WHAT IS BEING ASKED: Give the count of lines containing the string "page", with no other output.

___ SUPPLIED RECORDS

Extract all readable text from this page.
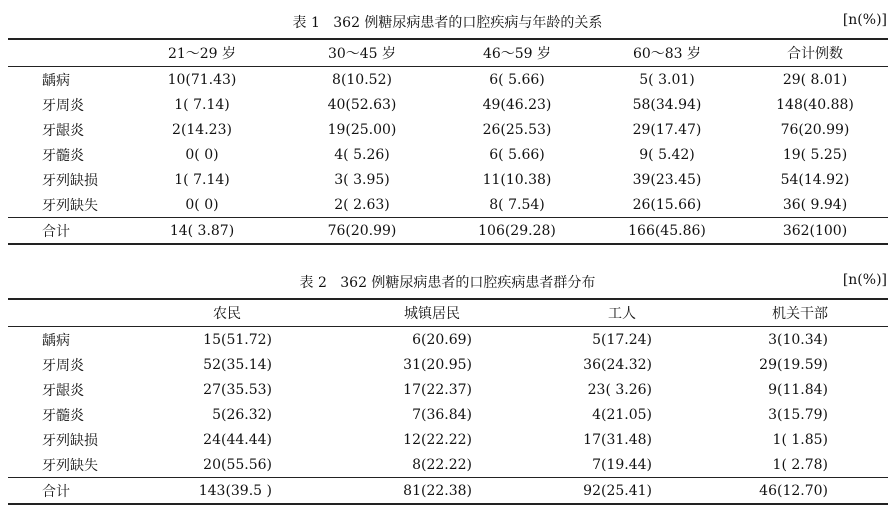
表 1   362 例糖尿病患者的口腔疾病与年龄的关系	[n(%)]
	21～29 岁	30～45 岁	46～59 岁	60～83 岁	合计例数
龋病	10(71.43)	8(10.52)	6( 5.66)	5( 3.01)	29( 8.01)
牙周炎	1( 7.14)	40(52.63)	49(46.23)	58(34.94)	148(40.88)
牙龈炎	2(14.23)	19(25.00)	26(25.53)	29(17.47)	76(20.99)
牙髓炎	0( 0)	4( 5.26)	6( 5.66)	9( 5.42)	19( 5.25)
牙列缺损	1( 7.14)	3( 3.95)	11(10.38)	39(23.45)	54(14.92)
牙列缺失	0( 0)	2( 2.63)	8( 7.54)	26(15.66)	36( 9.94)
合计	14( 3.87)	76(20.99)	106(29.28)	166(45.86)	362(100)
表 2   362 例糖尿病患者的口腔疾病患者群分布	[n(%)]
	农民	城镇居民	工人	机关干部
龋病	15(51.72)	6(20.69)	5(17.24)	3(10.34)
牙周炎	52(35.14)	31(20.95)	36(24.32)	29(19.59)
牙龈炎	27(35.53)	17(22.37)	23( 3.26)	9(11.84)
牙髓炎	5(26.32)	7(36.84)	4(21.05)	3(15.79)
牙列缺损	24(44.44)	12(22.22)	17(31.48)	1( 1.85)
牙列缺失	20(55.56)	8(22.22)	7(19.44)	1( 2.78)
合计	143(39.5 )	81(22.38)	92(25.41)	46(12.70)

______
___ SUPPLIED RECORDS

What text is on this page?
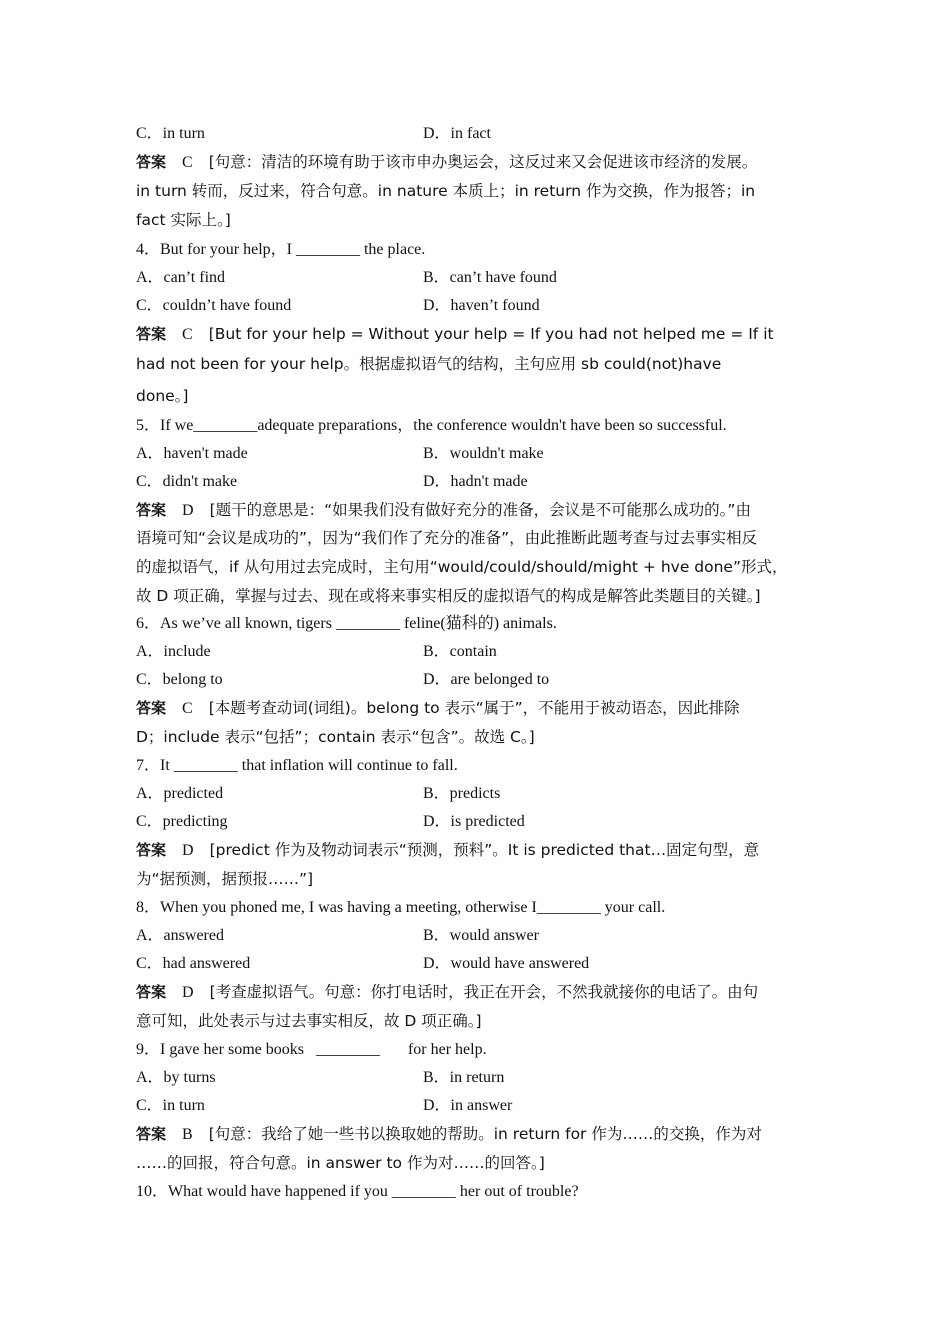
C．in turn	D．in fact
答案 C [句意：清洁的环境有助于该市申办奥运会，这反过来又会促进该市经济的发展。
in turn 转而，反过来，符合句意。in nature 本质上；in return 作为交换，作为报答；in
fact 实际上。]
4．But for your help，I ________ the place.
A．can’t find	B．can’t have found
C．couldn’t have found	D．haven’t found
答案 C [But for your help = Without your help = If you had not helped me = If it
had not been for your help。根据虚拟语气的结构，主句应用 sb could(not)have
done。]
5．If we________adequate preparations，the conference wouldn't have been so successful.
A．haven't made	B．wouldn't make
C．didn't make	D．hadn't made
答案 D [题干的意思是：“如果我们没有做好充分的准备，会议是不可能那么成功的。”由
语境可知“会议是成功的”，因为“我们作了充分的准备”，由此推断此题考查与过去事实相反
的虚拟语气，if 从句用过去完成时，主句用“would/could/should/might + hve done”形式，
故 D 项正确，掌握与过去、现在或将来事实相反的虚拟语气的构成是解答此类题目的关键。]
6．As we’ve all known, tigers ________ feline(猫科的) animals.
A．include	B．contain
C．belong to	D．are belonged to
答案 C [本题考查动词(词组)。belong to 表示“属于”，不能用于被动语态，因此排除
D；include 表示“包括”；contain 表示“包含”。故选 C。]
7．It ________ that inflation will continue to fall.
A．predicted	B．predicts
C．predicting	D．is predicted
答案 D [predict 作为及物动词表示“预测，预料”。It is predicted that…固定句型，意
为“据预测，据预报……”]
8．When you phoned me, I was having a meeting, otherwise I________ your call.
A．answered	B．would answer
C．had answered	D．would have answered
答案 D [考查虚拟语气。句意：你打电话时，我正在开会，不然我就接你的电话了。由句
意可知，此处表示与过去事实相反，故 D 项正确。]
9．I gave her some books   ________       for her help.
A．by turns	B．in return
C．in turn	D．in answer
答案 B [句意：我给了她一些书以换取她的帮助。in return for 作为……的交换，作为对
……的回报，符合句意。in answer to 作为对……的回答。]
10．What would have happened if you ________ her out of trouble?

______
___ SUPPLIED RECORDS

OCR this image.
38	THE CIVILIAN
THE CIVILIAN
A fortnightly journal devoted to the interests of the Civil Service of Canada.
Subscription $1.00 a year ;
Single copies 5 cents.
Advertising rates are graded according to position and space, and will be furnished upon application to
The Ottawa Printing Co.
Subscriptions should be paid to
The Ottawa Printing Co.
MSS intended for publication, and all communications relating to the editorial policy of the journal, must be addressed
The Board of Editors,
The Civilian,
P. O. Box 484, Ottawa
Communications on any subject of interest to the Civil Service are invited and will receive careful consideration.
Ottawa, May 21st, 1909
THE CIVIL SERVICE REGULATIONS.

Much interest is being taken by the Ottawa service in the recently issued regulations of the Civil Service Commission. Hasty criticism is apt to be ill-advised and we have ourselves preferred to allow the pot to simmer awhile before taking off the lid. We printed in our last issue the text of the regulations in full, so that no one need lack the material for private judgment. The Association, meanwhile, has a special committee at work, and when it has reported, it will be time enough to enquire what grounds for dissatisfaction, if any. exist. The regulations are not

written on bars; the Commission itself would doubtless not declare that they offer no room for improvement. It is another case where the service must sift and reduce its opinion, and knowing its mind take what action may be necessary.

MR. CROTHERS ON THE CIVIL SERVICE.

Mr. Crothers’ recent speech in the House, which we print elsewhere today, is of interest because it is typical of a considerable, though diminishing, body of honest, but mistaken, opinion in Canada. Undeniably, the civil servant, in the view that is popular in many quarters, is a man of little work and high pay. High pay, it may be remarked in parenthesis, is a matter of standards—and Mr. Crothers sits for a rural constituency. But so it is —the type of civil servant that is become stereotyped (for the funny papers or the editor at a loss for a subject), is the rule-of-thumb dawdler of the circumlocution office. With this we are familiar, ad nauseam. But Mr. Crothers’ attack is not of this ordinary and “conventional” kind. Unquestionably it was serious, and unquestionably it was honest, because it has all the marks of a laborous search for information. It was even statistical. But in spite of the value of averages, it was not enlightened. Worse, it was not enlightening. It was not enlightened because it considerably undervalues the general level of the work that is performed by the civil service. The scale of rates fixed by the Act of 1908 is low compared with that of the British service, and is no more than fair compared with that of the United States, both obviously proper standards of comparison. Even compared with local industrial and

______

FINISHED ANSWER: 2